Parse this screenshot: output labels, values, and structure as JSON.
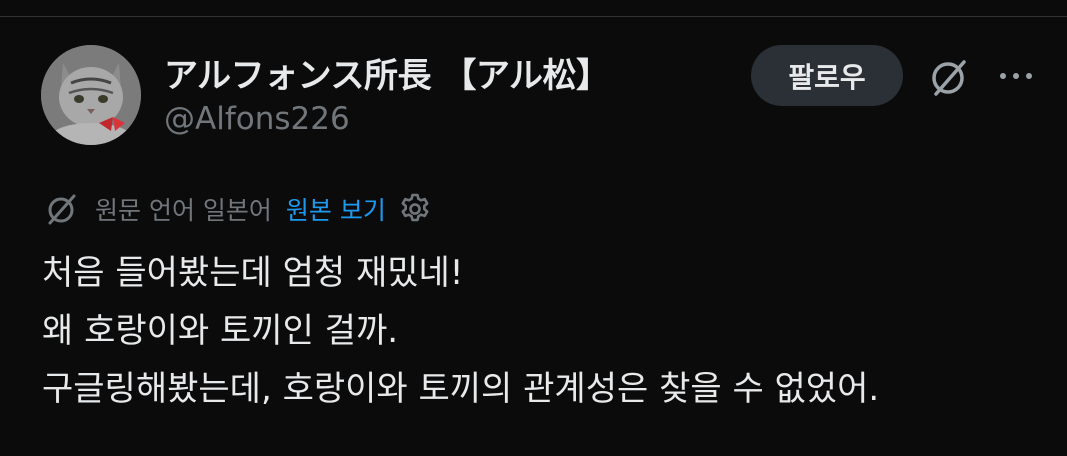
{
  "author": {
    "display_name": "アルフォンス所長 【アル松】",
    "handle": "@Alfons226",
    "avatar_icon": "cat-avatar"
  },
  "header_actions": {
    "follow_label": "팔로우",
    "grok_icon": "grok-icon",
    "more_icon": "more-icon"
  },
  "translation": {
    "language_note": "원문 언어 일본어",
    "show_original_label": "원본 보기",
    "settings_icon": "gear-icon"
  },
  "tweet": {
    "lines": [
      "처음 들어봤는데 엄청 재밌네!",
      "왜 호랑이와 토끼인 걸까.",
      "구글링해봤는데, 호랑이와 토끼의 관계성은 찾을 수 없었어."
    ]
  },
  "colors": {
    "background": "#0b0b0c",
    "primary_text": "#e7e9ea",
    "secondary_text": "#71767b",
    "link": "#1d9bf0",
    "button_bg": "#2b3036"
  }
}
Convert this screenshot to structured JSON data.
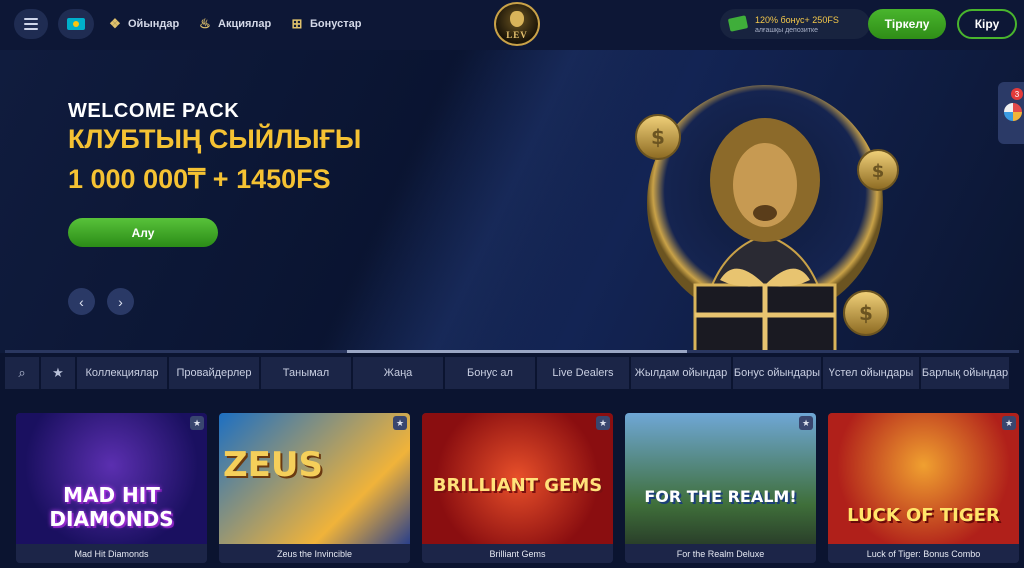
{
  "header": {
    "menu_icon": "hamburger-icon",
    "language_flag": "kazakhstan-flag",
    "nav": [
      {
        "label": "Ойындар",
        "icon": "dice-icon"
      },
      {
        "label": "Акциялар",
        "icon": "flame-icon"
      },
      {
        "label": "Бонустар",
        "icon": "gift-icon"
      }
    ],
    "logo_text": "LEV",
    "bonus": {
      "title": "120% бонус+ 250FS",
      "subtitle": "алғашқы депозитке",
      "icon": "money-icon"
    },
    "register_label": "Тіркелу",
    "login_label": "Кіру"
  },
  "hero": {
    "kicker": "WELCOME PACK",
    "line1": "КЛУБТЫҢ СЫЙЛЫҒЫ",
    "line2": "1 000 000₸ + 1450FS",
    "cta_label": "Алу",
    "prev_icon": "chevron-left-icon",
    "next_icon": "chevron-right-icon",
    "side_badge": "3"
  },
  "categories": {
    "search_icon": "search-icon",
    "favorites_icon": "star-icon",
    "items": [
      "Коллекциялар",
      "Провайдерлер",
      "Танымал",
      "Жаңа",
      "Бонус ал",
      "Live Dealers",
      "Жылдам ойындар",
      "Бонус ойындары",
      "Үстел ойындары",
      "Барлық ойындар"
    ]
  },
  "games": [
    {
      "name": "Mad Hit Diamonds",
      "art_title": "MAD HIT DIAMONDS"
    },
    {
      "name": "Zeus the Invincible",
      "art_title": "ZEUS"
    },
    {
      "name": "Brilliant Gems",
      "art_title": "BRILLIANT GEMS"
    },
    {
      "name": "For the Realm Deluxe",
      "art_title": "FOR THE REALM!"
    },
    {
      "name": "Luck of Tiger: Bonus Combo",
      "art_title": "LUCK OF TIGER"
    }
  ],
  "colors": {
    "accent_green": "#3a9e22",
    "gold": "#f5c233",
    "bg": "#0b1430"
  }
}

──────────────────────────────

» WHAT YOU NEED TO DO: For each line above that contains the word "screenshot", copy that line.

» RESULT OF THIS TASK:
Parse this screenshot: output labels, values, and structure as JSON.
Convert this screenshot to structured JSON data.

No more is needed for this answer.